** BEGIN **

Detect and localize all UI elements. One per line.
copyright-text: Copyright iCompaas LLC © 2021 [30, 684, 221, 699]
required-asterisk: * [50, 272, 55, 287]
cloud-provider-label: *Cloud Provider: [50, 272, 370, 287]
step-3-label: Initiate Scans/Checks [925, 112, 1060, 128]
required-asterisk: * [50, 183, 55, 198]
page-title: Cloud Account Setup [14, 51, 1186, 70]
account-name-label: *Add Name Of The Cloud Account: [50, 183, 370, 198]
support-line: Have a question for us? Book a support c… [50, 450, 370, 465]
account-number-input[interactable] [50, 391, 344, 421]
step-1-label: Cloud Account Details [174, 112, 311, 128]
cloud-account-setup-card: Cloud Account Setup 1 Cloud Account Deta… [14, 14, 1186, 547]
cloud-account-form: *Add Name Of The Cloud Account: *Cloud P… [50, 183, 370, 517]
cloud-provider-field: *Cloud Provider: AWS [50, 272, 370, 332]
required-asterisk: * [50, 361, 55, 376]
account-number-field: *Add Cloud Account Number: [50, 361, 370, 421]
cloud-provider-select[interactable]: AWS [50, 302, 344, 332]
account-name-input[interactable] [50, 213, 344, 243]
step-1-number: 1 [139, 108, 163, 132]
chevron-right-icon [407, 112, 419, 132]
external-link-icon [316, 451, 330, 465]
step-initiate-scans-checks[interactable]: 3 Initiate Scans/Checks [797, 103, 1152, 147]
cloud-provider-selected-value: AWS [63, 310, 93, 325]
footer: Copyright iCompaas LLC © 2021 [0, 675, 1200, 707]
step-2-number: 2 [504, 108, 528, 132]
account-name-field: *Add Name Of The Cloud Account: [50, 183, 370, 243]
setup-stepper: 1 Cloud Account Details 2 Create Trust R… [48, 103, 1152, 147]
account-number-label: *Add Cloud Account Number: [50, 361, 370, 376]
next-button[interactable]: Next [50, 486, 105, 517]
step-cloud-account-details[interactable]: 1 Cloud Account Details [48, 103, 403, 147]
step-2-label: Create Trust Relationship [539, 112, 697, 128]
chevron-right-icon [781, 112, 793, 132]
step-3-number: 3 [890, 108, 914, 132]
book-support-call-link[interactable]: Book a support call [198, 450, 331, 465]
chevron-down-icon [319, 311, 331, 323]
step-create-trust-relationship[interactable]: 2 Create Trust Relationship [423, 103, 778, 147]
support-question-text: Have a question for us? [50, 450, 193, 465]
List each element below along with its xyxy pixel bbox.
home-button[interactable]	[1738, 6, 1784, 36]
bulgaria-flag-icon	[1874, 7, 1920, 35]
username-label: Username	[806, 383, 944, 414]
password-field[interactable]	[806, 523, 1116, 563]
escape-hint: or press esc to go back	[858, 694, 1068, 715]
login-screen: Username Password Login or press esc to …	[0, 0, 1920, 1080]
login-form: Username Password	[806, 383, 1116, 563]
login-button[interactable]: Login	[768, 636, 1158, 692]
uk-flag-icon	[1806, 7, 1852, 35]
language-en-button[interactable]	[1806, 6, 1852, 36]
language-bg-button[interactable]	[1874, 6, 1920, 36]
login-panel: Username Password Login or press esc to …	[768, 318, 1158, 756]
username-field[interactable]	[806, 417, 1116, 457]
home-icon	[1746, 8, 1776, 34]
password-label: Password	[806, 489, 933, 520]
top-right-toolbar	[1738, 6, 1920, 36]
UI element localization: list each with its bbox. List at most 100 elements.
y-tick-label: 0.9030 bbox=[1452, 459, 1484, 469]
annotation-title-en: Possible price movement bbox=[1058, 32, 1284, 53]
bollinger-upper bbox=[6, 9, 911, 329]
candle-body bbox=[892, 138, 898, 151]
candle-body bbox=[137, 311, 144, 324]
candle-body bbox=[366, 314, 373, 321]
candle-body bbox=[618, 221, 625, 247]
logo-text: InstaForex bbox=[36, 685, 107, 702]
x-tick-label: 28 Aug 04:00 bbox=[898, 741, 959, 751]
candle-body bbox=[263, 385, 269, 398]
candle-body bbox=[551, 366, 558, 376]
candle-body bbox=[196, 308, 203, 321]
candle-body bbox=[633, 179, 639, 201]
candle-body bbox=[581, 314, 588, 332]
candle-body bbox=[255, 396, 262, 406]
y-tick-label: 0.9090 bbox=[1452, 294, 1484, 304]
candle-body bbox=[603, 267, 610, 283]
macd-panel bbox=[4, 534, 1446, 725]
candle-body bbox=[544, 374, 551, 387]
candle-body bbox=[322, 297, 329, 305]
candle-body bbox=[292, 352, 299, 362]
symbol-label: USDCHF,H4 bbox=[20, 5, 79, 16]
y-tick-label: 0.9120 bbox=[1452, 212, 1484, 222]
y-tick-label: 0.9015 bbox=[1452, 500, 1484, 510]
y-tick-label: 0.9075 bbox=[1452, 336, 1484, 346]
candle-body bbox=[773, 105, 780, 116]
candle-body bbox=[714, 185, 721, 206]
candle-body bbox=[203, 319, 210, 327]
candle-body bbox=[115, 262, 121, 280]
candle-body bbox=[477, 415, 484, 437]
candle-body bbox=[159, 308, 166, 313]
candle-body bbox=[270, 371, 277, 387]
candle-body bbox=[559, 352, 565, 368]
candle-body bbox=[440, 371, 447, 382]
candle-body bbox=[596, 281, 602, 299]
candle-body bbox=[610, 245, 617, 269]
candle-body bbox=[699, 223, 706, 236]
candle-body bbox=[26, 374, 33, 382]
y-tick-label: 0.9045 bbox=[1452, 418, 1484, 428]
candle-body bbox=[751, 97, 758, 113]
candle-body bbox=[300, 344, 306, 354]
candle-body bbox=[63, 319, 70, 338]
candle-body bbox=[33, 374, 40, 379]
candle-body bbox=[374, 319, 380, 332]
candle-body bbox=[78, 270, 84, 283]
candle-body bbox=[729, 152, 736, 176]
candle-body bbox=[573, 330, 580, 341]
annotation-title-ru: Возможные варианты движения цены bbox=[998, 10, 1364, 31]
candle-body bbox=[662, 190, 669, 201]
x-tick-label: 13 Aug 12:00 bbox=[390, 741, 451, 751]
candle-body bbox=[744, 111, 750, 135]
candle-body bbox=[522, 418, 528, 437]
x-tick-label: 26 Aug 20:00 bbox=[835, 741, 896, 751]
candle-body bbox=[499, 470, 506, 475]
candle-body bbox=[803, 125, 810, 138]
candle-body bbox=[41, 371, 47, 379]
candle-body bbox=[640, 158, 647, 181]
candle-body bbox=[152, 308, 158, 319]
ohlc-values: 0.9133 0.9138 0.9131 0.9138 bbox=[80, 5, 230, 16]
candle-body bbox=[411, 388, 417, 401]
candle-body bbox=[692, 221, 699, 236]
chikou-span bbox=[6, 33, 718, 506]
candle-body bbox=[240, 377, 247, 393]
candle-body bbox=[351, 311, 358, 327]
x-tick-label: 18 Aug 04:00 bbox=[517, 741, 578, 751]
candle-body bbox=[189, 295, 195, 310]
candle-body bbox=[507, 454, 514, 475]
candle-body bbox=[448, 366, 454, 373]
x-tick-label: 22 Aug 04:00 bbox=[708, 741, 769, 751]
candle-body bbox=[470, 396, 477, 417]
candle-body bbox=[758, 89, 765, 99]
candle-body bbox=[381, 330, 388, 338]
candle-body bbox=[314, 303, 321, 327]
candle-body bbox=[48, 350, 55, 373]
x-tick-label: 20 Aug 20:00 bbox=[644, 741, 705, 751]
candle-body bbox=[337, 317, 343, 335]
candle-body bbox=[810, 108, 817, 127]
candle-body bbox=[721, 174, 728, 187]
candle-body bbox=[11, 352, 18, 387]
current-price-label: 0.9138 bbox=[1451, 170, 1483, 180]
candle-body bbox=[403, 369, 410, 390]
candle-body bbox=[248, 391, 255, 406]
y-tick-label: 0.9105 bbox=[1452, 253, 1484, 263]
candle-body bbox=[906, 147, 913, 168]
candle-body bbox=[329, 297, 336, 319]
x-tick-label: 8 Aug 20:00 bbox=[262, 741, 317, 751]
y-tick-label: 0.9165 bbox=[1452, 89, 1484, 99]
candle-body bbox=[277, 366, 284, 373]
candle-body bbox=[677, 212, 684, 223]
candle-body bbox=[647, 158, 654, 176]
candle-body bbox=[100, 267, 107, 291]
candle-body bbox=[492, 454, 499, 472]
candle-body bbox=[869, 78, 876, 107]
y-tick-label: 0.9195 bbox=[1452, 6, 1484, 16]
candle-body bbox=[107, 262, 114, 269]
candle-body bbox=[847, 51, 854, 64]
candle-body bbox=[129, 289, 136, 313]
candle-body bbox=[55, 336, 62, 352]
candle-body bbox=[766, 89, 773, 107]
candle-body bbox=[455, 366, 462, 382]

** END **

> _GOAL OF THE EXERCISE_: Copy the lines verbatim, starting at the first line of the records and ending at the line that contains "cloud-provider-select[interactable]: AWS [50, 302, 344, 332]", including both of those lines.

> _FINAL ANSWER_:
Detect and localize all UI elements. One per line.
copyright-text: Copyright iCompaas LLC © 2021 [30, 684, 221, 699]
required-asterisk: * [50, 272, 55, 287]
cloud-provider-label: *Cloud Provider: [50, 272, 370, 287]
step-3-label: Initiate Scans/Checks [925, 112, 1060, 128]
required-asterisk: * [50, 183, 55, 198]
page-title: Cloud Account Setup [14, 51, 1186, 70]
account-name-label: *Add Name Of The Cloud Account: [50, 183, 370, 198]
support-line: Have a question for us? Book a support c… [50, 450, 370, 465]
account-number-input[interactable] [50, 391, 344, 421]
step-1-label: Cloud Account Details [174, 112, 311, 128]
cloud-account-setup-card: Cloud Account Setup 1 Cloud Account Deta… [14, 14, 1186, 547]
cloud-account-form: *Add Name Of The Cloud Account: *Cloud P… [50, 183, 370, 517]
cloud-provider-field: *Cloud Provider: AWS [50, 272, 370, 332]
required-asterisk: * [50, 361, 55, 376]
account-number-field: *Add Cloud Account Number: [50, 361, 370, 421]
cloud-provider-select[interactable]: AWS [50, 302, 344, 332]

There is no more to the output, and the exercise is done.